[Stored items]
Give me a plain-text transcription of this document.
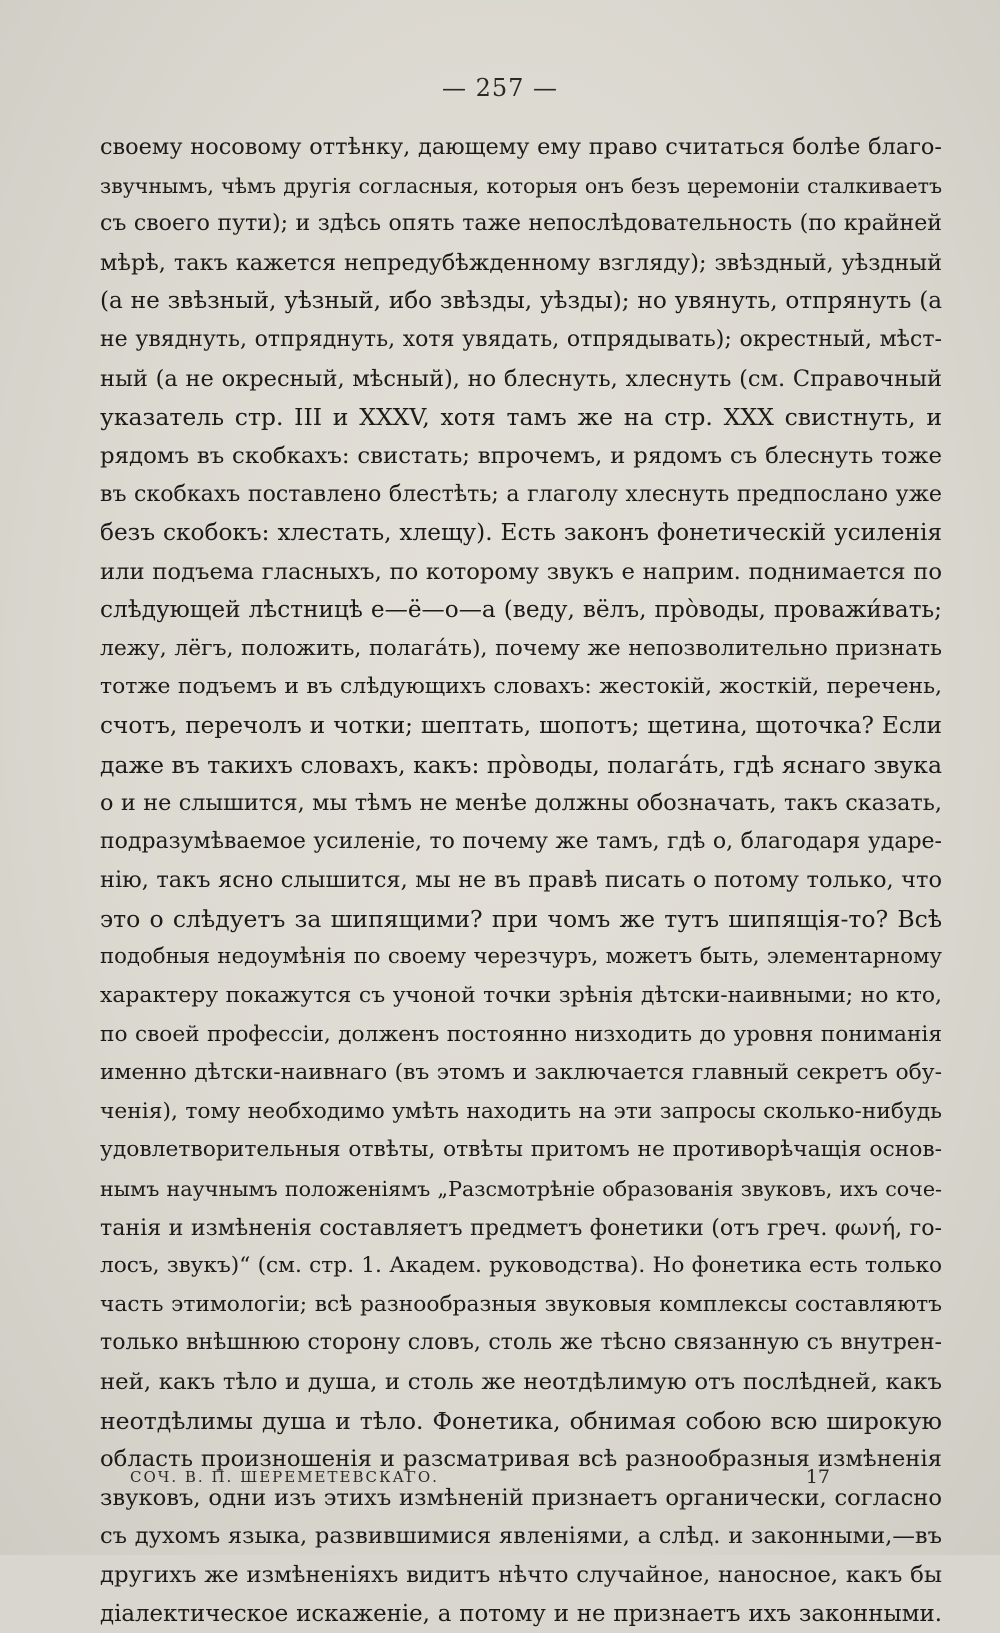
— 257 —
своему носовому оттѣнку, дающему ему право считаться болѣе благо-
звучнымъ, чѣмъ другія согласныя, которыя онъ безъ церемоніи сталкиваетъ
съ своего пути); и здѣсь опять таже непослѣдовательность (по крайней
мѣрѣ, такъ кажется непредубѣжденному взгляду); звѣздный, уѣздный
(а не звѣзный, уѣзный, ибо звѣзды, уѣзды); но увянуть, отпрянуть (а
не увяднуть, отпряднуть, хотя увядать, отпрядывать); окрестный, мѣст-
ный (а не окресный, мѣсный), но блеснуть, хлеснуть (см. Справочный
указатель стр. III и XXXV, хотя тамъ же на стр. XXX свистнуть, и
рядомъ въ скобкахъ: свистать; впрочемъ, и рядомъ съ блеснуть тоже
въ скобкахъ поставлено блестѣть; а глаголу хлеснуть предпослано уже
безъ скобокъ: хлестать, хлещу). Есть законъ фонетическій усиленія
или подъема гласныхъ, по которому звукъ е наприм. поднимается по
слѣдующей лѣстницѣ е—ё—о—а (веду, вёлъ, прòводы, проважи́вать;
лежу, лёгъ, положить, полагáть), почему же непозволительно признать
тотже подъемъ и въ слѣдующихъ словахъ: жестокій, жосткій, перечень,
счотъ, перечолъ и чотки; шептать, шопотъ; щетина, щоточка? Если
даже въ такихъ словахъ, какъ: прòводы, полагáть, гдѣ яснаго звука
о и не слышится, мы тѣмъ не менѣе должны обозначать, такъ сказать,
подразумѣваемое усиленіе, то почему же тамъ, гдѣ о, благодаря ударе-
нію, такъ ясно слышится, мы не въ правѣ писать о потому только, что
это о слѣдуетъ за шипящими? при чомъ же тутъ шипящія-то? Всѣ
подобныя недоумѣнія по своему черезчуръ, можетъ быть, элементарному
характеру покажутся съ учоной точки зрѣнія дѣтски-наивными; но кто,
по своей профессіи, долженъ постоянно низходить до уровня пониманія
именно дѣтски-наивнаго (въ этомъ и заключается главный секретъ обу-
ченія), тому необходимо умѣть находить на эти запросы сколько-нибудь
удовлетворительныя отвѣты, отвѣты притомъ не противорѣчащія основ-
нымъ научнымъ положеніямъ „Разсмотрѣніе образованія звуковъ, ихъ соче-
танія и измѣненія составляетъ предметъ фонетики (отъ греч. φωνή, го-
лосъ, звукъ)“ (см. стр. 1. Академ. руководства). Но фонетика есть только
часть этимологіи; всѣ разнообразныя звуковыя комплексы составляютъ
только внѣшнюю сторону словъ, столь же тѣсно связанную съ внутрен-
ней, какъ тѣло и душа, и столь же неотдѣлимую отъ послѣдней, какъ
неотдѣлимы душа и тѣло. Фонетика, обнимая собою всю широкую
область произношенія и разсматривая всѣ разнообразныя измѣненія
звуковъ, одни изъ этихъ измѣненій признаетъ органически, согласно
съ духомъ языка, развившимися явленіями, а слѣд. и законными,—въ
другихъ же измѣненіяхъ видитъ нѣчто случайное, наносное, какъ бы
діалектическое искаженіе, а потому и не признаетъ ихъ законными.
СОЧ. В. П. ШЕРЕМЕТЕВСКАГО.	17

---

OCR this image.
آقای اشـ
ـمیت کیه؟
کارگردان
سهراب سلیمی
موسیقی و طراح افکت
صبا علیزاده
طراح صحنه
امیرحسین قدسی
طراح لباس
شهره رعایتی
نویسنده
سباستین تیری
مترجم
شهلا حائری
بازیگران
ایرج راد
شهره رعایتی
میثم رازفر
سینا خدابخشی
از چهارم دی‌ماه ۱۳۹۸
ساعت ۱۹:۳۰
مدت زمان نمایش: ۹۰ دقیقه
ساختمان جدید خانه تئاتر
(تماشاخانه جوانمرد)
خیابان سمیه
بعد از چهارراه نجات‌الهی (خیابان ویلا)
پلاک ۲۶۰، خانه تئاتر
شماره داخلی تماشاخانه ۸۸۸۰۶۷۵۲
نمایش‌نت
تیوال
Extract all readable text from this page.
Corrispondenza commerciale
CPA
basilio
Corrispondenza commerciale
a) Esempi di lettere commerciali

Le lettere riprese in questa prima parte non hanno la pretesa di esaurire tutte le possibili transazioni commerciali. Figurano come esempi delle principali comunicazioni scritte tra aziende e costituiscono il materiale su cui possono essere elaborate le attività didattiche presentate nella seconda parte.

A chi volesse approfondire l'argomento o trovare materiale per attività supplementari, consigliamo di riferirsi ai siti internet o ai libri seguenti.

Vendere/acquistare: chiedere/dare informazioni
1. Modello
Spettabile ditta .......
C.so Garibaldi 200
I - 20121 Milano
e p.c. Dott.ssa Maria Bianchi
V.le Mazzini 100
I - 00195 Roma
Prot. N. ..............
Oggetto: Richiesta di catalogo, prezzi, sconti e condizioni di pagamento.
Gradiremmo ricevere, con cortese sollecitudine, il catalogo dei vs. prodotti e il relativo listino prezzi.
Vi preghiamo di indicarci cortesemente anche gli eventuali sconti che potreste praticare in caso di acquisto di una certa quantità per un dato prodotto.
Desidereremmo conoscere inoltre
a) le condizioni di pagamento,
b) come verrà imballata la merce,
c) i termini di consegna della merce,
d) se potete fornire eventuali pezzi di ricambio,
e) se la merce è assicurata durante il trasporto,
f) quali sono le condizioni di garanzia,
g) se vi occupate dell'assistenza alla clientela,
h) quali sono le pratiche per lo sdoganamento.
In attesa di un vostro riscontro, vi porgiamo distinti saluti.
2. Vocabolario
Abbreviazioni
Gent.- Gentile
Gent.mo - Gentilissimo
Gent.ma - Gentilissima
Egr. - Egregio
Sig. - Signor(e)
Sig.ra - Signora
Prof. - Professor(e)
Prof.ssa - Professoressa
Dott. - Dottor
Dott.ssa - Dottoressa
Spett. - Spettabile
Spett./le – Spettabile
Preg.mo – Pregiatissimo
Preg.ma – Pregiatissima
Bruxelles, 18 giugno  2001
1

---

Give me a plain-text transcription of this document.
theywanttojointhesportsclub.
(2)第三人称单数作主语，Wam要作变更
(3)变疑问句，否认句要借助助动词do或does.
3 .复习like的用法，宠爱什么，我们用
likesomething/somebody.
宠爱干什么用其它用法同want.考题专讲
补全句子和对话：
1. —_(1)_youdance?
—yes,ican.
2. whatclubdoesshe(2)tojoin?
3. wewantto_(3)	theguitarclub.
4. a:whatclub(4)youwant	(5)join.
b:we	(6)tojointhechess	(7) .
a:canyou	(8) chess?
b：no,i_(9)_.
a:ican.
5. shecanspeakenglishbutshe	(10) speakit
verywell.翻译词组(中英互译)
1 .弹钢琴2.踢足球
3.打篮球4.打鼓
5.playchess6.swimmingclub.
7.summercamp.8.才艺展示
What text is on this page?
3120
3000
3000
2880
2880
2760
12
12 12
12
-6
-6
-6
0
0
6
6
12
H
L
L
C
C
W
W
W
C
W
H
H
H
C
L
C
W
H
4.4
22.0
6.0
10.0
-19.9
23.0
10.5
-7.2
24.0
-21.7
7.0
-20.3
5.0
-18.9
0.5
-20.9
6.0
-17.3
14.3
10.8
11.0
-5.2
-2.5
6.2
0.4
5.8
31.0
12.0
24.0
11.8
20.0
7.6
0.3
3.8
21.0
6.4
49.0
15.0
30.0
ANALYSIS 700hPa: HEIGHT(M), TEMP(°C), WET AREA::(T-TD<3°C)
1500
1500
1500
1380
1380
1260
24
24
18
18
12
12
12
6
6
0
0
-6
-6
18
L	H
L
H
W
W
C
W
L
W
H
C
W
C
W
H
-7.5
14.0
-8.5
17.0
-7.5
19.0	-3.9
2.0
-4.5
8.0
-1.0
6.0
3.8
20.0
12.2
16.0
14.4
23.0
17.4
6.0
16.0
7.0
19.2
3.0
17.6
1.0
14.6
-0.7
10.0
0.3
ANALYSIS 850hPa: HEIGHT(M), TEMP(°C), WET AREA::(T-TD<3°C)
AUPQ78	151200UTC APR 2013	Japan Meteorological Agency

_EXERCISE BRIEF_: Count how many lines above contain the word "безъ". Reply with the number alone.

_SOLUTION TO THE EXERCISE_: 2